* **THE TASK**
Please extract all of the rows that follow, reproducing every line without any change.

* **GIVEN DATA**
— BEGIN —
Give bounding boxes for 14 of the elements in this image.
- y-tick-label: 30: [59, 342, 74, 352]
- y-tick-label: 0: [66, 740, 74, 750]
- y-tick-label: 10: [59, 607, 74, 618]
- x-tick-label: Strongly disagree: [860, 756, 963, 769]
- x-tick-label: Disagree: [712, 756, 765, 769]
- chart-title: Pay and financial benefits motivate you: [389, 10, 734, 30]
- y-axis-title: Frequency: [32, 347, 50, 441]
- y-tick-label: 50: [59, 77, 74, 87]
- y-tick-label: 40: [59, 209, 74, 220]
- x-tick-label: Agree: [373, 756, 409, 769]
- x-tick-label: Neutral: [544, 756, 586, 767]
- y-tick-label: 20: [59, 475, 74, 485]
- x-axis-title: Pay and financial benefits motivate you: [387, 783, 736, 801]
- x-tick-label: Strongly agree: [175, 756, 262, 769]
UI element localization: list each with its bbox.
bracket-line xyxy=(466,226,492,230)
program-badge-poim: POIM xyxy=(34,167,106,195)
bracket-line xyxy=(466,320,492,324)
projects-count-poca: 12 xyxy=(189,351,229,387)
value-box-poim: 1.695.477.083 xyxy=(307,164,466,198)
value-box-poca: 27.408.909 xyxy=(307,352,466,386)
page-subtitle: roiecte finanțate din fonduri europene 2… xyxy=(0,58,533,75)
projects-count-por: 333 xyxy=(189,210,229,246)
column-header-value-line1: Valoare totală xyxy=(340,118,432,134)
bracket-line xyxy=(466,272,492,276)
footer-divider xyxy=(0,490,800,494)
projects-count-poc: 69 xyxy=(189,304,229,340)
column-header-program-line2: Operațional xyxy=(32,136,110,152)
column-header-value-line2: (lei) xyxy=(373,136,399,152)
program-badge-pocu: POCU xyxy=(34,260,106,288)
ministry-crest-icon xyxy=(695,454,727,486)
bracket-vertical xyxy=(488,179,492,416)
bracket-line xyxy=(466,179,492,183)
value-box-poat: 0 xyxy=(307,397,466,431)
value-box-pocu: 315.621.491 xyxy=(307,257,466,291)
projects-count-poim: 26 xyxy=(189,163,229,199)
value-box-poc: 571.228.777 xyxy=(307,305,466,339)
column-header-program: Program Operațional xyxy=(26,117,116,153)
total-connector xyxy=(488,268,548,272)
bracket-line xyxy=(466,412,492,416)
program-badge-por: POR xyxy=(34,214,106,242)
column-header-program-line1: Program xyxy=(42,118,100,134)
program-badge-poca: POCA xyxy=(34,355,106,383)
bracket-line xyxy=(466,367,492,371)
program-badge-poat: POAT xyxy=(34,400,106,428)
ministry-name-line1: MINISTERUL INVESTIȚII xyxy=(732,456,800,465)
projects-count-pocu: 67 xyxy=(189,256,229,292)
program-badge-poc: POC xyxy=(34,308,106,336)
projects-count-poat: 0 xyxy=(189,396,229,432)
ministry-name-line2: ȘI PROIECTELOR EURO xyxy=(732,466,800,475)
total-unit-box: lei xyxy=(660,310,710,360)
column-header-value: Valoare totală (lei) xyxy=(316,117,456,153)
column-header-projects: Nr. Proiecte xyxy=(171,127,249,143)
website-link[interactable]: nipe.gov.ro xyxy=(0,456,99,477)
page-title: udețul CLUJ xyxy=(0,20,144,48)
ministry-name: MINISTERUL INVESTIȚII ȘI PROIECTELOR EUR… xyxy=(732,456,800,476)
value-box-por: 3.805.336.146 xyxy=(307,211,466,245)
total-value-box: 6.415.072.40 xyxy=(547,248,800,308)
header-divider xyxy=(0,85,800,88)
— END —
* **ANSWER BELOW**
Give bounding boxes for 14 of the elements in this image.
- y-tick-label: 30: [59, 342, 74, 352]
- y-tick-label: 0: [66, 740, 74, 750]
- y-tick-label: 10: [59, 607, 74, 618]
- x-tick-label: Strongly disagree: [860, 756, 963, 769]
- x-tick-label: Disagree: [712, 756, 765, 769]
- chart-title: Pay and financial benefits motivate you: [389, 10, 734, 30]
- y-axis-title: Frequency: [32, 347, 50, 441]
- y-tick-label: 50: [59, 77, 74, 87]
- y-tick-label: 40: [59, 209, 74, 220]
- x-tick-label: Agree: [373, 756, 409, 769]
- x-tick-label: Neutral: [544, 756, 586, 767]
- y-tick-label: 20: [59, 475, 74, 485]
- x-axis-title: Pay and financial benefits motivate you: [387, 783, 736, 801]
- x-tick-label: Strongly agree: [175, 756, 262, 769]
UI element localization: list each with its bbox.
bracket-line xyxy=(466,226,492,230)
program-badge-poim: POIM xyxy=(34,167,106,195)
bracket-line xyxy=(466,320,492,324)
projects-count-poca: 12 xyxy=(189,351,229,387)
value-box-poim: 1.695.477.083 xyxy=(307,164,466,198)
value-box-poca: 27.408.909 xyxy=(307,352,466,386)
page-subtitle: roiecte finanțate din fonduri europene 2… xyxy=(0,58,533,75)
projects-count-por: 333 xyxy=(189,210,229,246)
column-header-value-line1: Valoare totală xyxy=(340,118,432,134)
bracket-line xyxy=(466,272,492,276)
footer-divider xyxy=(0,490,800,494)
projects-count-poc: 69 xyxy=(189,304,229,340)
column-header-program-line2: Operațional xyxy=(32,136,110,152)
column-header-value-line2: (lei) xyxy=(373,136,399,152)
program-badge-pocu: POCU xyxy=(34,260,106,288)
ministry-crest-icon xyxy=(695,454,727,486)
bracket-vertical xyxy=(488,179,492,416)
bracket-line xyxy=(466,179,492,183)
value-box-poat: 0 xyxy=(307,397,466,431)
value-box-pocu: 315.621.491 xyxy=(307,257,466,291)
projects-count-poim: 26 xyxy=(189,163,229,199)
value-box-poc: 571.228.777 xyxy=(307,305,466,339)
column-header-program: Program Operațional xyxy=(26,117,116,153)
total-connector xyxy=(488,268,548,272)
bracket-line xyxy=(466,412,492,416)
program-badge-por: POR xyxy=(34,214,106,242)
column-header-program-line1: Program xyxy=(42,118,100,134)
program-badge-poca: POCA xyxy=(34,355,106,383)
bracket-line xyxy=(466,367,492,371)
program-badge-poat: POAT xyxy=(34,400,106,428)
ministry-name-line1: MINISTERUL INVESTIȚII xyxy=(732,456,800,465)
projects-count-pocu: 67 xyxy=(189,256,229,292)
program-badge-poc: POC xyxy=(34,308,106,336)
projects-count-poat: 0 xyxy=(189,396,229,432)
ministry-name-line2: ȘI PROIECTELOR EURO xyxy=(732,466,800,475)
total-unit-box: lei xyxy=(660,310,710,360)
column-header-value: Valoare totală (lei) xyxy=(316,117,456,153)
column-header-projects: Nr. Proiecte xyxy=(171,127,249,143)
website-link[interactable]: nipe.gov.ro xyxy=(0,456,99,477)
page-title: udețul CLUJ xyxy=(0,20,144,48)
ministry-name: MINISTERUL INVESTIȚII ȘI PROIECTELOR EUR… xyxy=(732,456,800,476)
value-box-por: 3.805.336.146 xyxy=(307,211,466,245)
total-value-box: 6.415.072.40 xyxy=(547,248,800,308)
header-divider xyxy=(0,85,800,88)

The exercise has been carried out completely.